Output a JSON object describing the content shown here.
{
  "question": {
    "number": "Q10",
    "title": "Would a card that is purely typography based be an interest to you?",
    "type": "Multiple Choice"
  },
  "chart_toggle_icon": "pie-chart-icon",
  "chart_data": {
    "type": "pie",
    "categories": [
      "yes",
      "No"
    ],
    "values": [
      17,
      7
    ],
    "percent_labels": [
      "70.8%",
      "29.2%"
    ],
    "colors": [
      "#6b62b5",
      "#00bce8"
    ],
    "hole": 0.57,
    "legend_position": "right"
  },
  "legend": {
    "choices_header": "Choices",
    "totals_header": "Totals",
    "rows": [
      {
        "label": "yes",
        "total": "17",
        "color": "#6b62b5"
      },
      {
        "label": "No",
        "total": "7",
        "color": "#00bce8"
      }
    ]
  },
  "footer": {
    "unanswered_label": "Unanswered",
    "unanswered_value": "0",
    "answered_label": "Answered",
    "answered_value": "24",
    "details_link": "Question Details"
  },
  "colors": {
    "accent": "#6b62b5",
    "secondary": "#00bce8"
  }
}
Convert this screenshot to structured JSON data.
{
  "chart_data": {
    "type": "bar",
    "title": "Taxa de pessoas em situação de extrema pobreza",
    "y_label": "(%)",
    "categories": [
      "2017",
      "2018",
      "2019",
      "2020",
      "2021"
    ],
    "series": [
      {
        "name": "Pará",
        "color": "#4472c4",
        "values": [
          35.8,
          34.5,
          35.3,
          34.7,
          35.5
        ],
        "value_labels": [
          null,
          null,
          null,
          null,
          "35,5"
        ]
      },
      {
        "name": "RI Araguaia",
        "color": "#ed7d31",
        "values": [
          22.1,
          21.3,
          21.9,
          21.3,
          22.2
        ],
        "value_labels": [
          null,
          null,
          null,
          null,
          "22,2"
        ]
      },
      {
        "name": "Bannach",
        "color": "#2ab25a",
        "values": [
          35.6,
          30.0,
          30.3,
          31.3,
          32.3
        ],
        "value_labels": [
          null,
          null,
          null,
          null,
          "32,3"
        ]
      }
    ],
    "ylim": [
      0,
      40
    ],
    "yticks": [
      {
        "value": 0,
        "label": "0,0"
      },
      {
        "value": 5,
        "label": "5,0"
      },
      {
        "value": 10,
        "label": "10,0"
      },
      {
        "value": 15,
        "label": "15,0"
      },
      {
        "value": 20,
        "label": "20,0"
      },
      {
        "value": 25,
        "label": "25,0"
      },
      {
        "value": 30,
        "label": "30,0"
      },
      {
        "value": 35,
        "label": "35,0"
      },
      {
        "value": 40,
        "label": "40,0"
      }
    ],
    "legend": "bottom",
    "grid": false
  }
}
------
**Aim of the exercise**
Gather each line from the listing above that holds "JSON".

**Answer to this problem**
Output a JSON object describing the content shown here.
Convert this screenshot to structured JSON data.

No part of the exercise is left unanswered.